begin

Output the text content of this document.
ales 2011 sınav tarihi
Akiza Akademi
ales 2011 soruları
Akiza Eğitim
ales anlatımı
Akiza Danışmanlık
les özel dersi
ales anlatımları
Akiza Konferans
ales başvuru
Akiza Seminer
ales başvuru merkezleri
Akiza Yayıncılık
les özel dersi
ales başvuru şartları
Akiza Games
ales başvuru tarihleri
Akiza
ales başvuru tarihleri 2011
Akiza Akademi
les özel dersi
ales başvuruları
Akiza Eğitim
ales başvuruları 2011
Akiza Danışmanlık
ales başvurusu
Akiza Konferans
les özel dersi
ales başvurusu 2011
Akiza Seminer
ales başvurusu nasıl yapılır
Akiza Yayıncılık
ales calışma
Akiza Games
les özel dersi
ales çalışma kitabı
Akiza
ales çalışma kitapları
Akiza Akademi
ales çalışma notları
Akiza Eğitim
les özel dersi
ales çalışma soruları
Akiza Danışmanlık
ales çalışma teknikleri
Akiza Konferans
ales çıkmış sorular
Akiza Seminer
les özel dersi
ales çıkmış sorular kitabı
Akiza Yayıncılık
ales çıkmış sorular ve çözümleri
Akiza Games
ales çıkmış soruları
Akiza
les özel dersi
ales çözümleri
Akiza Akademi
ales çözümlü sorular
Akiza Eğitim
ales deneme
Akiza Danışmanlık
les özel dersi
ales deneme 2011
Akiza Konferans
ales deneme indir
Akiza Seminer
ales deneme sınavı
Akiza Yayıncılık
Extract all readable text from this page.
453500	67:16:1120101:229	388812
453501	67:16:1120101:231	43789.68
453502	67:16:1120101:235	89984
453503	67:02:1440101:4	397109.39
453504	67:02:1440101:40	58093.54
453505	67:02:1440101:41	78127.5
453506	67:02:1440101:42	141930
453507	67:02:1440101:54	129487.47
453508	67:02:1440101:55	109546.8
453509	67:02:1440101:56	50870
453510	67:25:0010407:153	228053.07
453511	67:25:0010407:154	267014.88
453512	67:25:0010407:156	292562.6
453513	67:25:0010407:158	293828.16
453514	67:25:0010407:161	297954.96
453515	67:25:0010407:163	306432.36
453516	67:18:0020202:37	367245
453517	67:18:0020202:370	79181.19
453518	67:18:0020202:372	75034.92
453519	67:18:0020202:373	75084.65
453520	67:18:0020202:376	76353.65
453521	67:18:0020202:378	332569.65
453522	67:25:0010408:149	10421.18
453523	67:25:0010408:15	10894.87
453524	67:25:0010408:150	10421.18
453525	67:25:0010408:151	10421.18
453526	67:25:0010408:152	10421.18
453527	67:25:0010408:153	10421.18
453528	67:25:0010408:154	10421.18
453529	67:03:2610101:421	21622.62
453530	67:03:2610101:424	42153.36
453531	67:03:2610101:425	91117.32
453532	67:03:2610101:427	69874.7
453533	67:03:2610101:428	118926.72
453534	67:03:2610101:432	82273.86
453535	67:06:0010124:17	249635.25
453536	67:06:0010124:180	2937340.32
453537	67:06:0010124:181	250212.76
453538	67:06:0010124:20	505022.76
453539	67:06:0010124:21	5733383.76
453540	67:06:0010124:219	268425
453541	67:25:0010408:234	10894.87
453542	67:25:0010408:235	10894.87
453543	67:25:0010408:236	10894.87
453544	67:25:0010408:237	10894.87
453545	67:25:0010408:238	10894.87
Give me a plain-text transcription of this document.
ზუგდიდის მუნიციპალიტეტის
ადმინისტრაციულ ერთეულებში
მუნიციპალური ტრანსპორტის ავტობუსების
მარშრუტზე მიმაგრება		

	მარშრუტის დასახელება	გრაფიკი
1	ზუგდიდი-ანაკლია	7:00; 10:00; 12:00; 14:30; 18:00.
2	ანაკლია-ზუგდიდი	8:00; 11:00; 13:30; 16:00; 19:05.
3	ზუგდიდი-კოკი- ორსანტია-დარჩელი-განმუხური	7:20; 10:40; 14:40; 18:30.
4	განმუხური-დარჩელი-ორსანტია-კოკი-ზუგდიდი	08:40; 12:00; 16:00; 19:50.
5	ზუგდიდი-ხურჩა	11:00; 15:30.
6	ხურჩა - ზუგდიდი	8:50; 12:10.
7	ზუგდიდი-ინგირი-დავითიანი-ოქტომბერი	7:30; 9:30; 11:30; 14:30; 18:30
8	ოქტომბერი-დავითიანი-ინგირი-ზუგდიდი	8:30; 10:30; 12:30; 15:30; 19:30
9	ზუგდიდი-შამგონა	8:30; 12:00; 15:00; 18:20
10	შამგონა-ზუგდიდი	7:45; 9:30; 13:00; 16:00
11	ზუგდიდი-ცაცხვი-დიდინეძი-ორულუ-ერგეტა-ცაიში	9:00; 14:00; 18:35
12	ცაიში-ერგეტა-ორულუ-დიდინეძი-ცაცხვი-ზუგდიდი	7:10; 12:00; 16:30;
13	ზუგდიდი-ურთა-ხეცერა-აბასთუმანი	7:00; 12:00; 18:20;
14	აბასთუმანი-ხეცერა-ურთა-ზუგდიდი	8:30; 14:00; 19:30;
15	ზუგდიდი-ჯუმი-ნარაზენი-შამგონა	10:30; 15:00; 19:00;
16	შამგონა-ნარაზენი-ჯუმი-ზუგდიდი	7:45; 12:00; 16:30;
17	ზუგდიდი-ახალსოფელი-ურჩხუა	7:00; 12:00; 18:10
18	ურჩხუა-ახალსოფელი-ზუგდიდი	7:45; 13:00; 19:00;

end

### AIM
Transcribe the whole listing with nothing added or left out.

### TASK OUTPUT
Output the text content of this document.
ales 2011 sınav tarihi
Akiza Akademi
ales 2011 soruları
Akiza Eğitim
ales anlatımı
Akiza Danışmanlık
les özel dersi
ales anlatımları
Akiza Konferans
ales başvuru
Akiza Seminer
ales başvuru merkezleri
Akiza Yayıncılık
les özel dersi
ales başvuru şartları
Akiza Games
ales başvuru tarihleri
Akiza
ales başvuru tarihleri 2011
Akiza Akademi
les özel dersi
ales başvuruları
Akiza Eğitim
ales başvuruları 2011
Akiza Danışmanlık
ales başvurusu
Akiza Konferans
les özel dersi
ales başvurusu 2011
Akiza Seminer
ales başvurusu nasıl yapılır
Akiza Yayıncılık
ales calışma
Akiza Games
les özel dersi
ales çalışma kitabı
Akiza
ales çalışma kitapları
Akiza Akademi
ales çalışma notları
Akiza Eğitim
les özel dersi
ales çalışma soruları
Akiza Danışmanlık
ales çalışma teknikleri
Akiza Konferans
ales çıkmış sorular
Akiza Seminer
les özel dersi
ales çıkmış sorular kitabı
Akiza Yayıncılık
ales çıkmış sorular ve çözümleri
Akiza Games
ales çıkmış soruları
Akiza
les özel dersi
ales çözümleri
Akiza Akademi
ales çözümlü sorular
Akiza Eğitim
ales deneme
Akiza Danışmanlık
les özel dersi
ales deneme 2011
Akiza Konferans
ales deneme indir
Akiza Seminer
ales deneme sınavı
Akiza Yayıncılık
Extract all readable text from this page.
453500	67:16:1120101:229	388812
453501	67:16:1120101:231	43789.68
453502	67:16:1120101:235	89984
453503	67:02:1440101:4	397109.39
453504	67:02:1440101:40	58093.54
453505	67:02:1440101:41	78127.5
453506	67:02:1440101:42	141930
453507	67:02:1440101:54	129487.47
453508	67:02:1440101:55	109546.8
453509	67:02:1440101:56	50870
453510	67:25:0010407:153	228053.07
453511	67:25:0010407:154	267014.88
453512	67:25:0010407:156	292562.6
453513	67:25:0010407:158	293828.16
453514	67:25:0010407:161	297954.96
453515	67:25:0010407:163	306432.36
453516	67:18:0020202:37	367245
453517	67:18:0020202:370	79181.19
453518	67:18:0020202:372	75034.92
453519	67:18:0020202:373	75084.65
453520	67:18:0020202:376	76353.65
453521	67:18:0020202:378	332569.65
453522	67:25:0010408:149	10421.18
453523	67:25:0010408:15	10894.87
453524	67:25:0010408:150	10421.18
453525	67:25:0010408:151	10421.18
453526	67:25:0010408:152	10421.18
453527	67:25:0010408:153	10421.18
453528	67:25:0010408:154	10421.18
453529	67:03:2610101:421	21622.62
453530	67:03:2610101:424	42153.36
453531	67:03:2610101:425	91117.32
453532	67:03:2610101:427	69874.7
453533	67:03:2610101:428	118926.72
453534	67:03:2610101:432	82273.86
453535	67:06:0010124:17	249635.25
453536	67:06:0010124:180	2937340.32
453537	67:06:0010124:181	250212.76
453538	67:06:0010124:20	505022.76
453539	67:06:0010124:21	5733383.76
453540	67:06:0010124:219	268425
453541	67:25:0010408:234	10894.87
453542	67:25:0010408:235	10894.87
453543	67:25:0010408:236	10894.87
453544	67:25:0010408:237	10894.87
453545	67:25:0010408:238	10894.87
Give me a plain-text transcription of this document.
ზუგდიდის მუნიციპალიტეტის
ადმინისტრაციულ ერთეულებში
მუნიციპალური ტრანსპორტის ავტობუსების
მარშრუტზე მიმაგრება		

	მარშრუტის დასახელება	გრაფიკი
1	ზუგდიდი-ანაკლია	7:00; 10:00; 12:00; 14:30; 18:00.
2	ანაკლია-ზუგდიდი	8:00; 11:00; 13:30; 16:00; 19:05.
3	ზუგდიდი-კოკი- ორსანტია-დარჩელი-განმუხური	7:20; 10:40; 14:40; 18:30.
4	განმუხური-დარჩელი-ორსანტია-კოკი-ზუგდიდი	08:40; 12:00; 16:00; 19:50.
5	ზუგდიდი-ხურჩა	11:00; 15:30.
6	ხურჩა - ზუგდიდი	8:50; 12:10.
7	ზუგდიდი-ინგირი-დავითიანი-ოქტომბერი	7:30; 9:30; 11:30; 14:30; 18:30
8	ოქტომბერი-დავითიანი-ინგირი-ზუგდიდი	8:30; 10:30; 12:30; 15:30; 19:30
9	ზუგდიდი-შამგონა	8:30; 12:00; 15:00; 18:20
10	შამგონა-ზუგდიდი	7:45; 9:30; 13:00; 16:00
11	ზუგდიდი-ცაცხვი-დიდინეძი-ორულუ-ერგეტა-ცაიში	9:00; 14:00; 18:35
12	ცაიში-ერგეტა-ორულუ-დიდინეძი-ცაცხვი-ზუგდიდი	7:10; 12:00; 16:30;
13	ზუგდიდი-ურთა-ხეცერა-აბასთუმანი	7:00; 12:00; 18:20;
14	აბასთუმანი-ხეცერა-ურთა-ზუგდიდი	8:30; 14:00; 19:30;
15	ზუგდიდი-ჯუმი-ნარაზენი-შამგონა	10:30; 15:00; 19:00;
16	შამგონა-ნარაზენი-ჯუმი-ზუგდიდი	7:45; 12:00; 16:30;
17	ზუგდიდი-ახალსოფელი-ურჩხუა	7:00; 12:00; 18:10
18	ურჩხუა-ახალსოფელი-ზუგდიდი	7:45; 13:00; 19:00;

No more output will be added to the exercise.